> Work to be completed: The entries below are to be written out again without alteration.

(Rows from a figure dataset)
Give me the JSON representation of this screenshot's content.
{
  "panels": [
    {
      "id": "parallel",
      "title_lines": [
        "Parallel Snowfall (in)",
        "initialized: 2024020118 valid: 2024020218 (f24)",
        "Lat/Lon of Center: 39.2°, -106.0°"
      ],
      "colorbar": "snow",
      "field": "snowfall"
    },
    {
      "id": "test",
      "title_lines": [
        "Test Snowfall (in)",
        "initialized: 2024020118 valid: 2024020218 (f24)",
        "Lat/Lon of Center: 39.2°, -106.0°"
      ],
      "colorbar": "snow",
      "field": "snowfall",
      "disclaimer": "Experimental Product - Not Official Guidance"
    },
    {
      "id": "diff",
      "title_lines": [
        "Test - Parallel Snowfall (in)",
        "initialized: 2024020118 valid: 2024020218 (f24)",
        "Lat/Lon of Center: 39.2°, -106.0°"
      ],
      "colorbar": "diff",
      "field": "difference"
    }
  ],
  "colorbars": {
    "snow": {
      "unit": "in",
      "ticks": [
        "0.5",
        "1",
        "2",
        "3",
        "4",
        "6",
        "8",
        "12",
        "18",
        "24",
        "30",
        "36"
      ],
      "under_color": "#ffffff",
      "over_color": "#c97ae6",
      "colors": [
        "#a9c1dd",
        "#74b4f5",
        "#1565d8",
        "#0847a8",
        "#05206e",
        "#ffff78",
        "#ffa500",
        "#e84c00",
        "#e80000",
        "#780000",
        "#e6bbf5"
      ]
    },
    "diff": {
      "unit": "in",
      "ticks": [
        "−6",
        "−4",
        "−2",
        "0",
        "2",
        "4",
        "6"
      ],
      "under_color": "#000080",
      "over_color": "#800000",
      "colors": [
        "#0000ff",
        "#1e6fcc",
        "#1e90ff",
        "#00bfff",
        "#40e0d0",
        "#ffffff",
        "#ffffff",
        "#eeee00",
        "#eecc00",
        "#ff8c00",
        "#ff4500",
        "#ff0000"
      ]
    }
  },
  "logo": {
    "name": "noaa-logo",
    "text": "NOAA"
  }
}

> Result of the task:
Give me the JSON representation of this screenshot's content.
{
  "panels": [
    {
      "id": "parallel",
      "title_lines": [
        "Parallel Snowfall (in)",
        "initialized: 2024020118 valid: 2024020218 (f24)",
        "Lat/Lon of Center: 39.2°, -106.0°"
      ],
      "colorbar": "snow",
      "field": "snowfall"
    },
    {
      "id": "test",
      "title_lines": [
        "Test Snowfall (in)",
        "initialized: 2024020118 valid: 2024020218 (f24)",
        "Lat/Lon of Center: 39.2°, -106.0°"
      ],
      "colorbar": "snow",
      "field": "snowfall",
      "disclaimer": "Experimental Product - Not Official Guidance"
    },
    {
      "id": "diff",
      "title_lines": [
        "Test - Parallel Snowfall (in)",
        "initialized: 2024020118 valid: 2024020218 (f24)",
        "Lat/Lon of Center: 39.2°, -106.0°"
      ],
      "colorbar": "diff",
      "field": "difference"
    }
  ],
  "colorbars": {
    "snow": {
      "unit": "in",
      "ticks": [
        "0.5",
        "1",
        "2",
        "3",
        "4",
        "6",
        "8",
        "12",
        "18",
        "24",
        "30",
        "36"
      ],
      "under_color": "#ffffff",
      "over_color": "#c97ae6",
      "colors": [
        "#a9c1dd",
        "#74b4f5",
        "#1565d8",
        "#0847a8",
        "#05206e",
        "#ffff78",
        "#ffa500",
        "#e84c00",
        "#e80000",
        "#780000",
        "#e6bbf5"
      ]
    },
    "diff": {
      "unit": "in",
      "ticks": [
        "−6",
        "−4",
        "−2",
        "0",
        "2",
        "4",
        "6"
      ],
      "under_color": "#000080",
      "over_color": "#800000",
      "colors": [
        "#0000ff",
        "#1e6fcc",
        "#1e90ff",
        "#00bfff",
        "#40e0d0",
        "#ffffff",
        "#ffffff",
        "#eeee00",
        "#eecc00",
        "#ff8c00",
        "#ff4500",
        "#ff0000"
      ]
    }
  },
  "logo": {
    "name": "noaa-logo",
    "text": "NOAA"
  }
}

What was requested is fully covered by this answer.